Exercise description:
Return the material word for word. Do not include the pictures.

(Data entries)
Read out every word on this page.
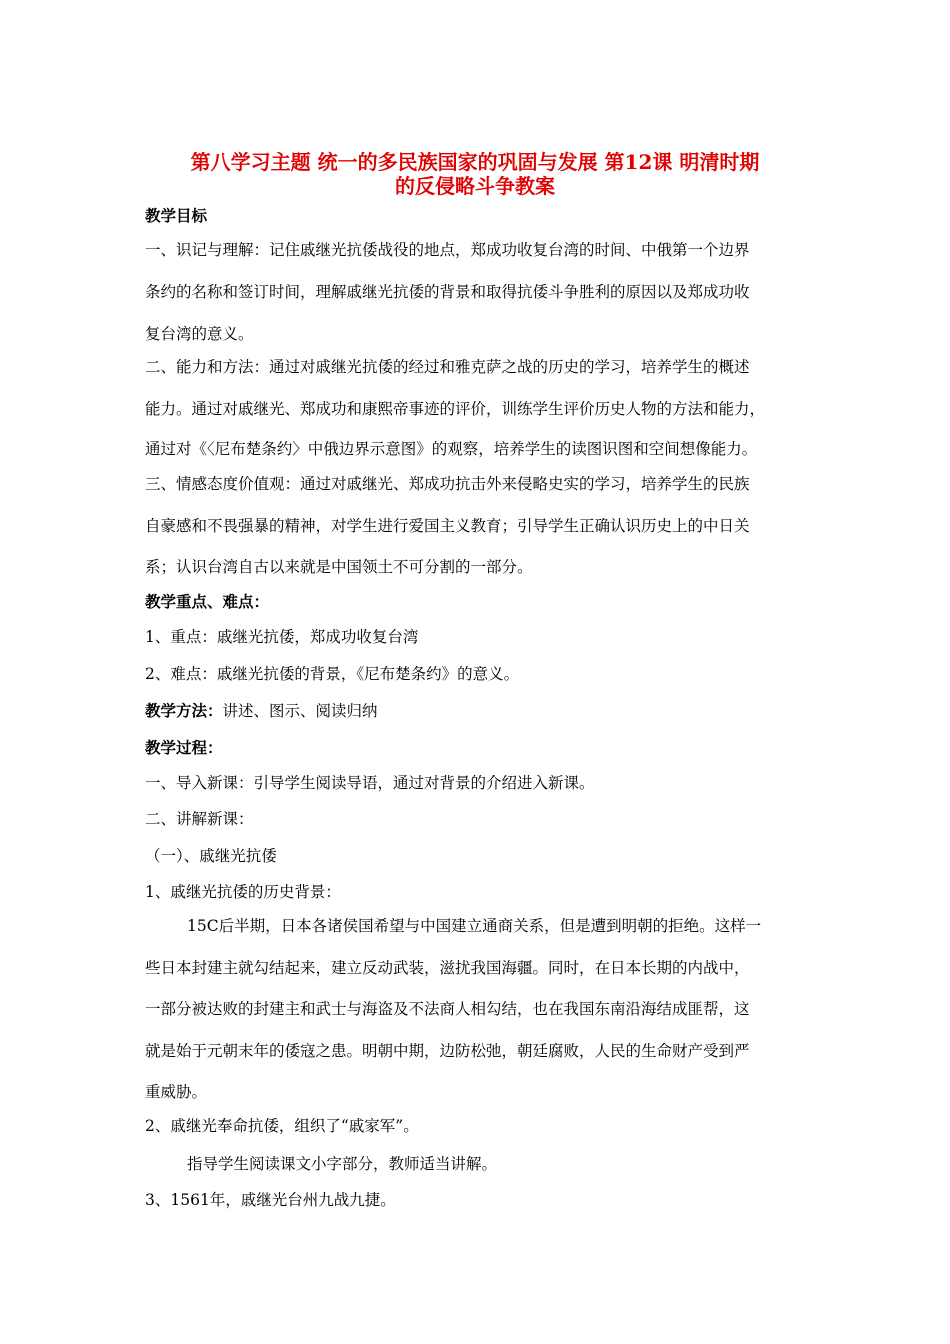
第八学习主题 统一的多民族国家的巩固与发展 第12课 明清时期
的反侵略斗争教案
教学目标
一、识记与理解：记住戚继光抗倭战役的地点，郑成功收复台湾的时间、中俄第一个边界
条约的名称和签订时间，理解戚继光抗倭的背景和取得抗倭斗争胜利的原因以及郑成功收
复台湾的意义。
二、能力和方法：通过对戚继光抗倭的经过和雅克萨之战的历史的学习，培养学生的概述
能力。通过对戚继光、郑成功和康熙帝事迹的评价，训练学生评价历史人物的方法和能力，
通过对《〈尼布楚条约〉中俄边界示意图》的观察，培养学生的读图识图和空间想像能力。
三、情感态度价值观：通过对戚继光、郑成功抗击外来侵略史实的学习，培养学生的民族
自豪感和不畏强暴的精神，对学生进行爱国主义教育；引导学生正确认识历史上的中日关
系；认识台湾自古以来就是中国领土不可分割的一部分。
教学重点、难点：
1、重点：戚继光抗倭，郑成功收复台湾
2、难点：戚继光抗倭的背景，《尼布楚条约》的意义。
教学方法：讲述、图示、阅读归纳
教学过程：
一、导入新课：引导学生阅读导语，通过对背景的介绍进入新课。
二、讲解新课：
（一）、戚继光抗倭
1、戚继光抗倭的历史背景：
15C后半期，日本各诸侯国希望与中国建立通商关系，但是遭到明朝的拒绝。这样一
些日本封建主就勾结起来，建立反动武装，滋扰我国海疆。同时，在日本长期的内战中，
一部分被达败的封建主和武士与海盗及不法商人相勾结，也在我国东南沿海结成匪帮，这
就是始于元朝末年的倭寇之患。明朝中期，边防松弛，朝廷腐败，人民的生命财产受到严
重威胁。
2、戚继光奉命抗倭，组织了“戚家军”。
指导学生阅读课文小字部分，教师适当讲解。
3、1561年，戚继光台州九战九捷。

Solved problem:
Read out every word on this page.
第八学习主题 统一的多民族国家的巩固与发展 第12课 明清时期
的反侵略斗争教案
教学目标
一、识记与理解：记住戚继光抗倭战役的地点，郑成功收复台湾的时间、中俄第一个边界
条约的名称和签订时间，理解戚继光抗倭的背景和取得抗倭斗争胜利的原因以及郑成功收
复台湾的意义。
二、能力和方法：通过对戚继光抗倭的经过和雅克萨之战的历史的学习，培养学生的概述
能力。通过对戚继光、郑成功和康熙帝事迹的评价，训练学生评价历史人物的方法和能力，
通过对《〈尼布楚条约〉中俄边界示意图》的观察，培养学生的读图识图和空间想像能力。
三、情感态度价值观：通过对戚继光、郑成功抗击外来侵略史实的学习，培养学生的民族
自豪感和不畏强暴的精神，对学生进行爱国主义教育；引导学生正确认识历史上的中日关
系；认识台湾自古以来就是中国领土不可分割的一部分。
教学重点、难点：
1、重点：戚继光抗倭，郑成功收复台湾
2、难点：戚继光抗倭的背景，《尼布楚条约》的意义。
教学方法：讲述、图示、阅读归纳
教学过程：
一、导入新课：引导学生阅读导语，通过对背景的介绍进入新课。
二、讲解新课：
（一）、戚继光抗倭
1、戚继光抗倭的历史背景：
15C后半期，日本各诸侯国希望与中国建立通商关系，但是遭到明朝的拒绝。这样一
些日本封建主就勾结起来，建立反动武装，滋扰我国海疆。同时，在日本长期的内战中，
一部分被达败的封建主和武士与海盗及不法商人相勾结，也在我国东南沿海结成匪帮，这
就是始于元朝末年的倭寇之患。明朝中期，边防松弛，朝廷腐败，人民的生命财产受到严
重威胁。
2、戚继光奉命抗倭，组织了“戚家军”。
指导学生阅读课文小字部分，教师适当讲解。
3、1561年，戚继光台州九战九捷。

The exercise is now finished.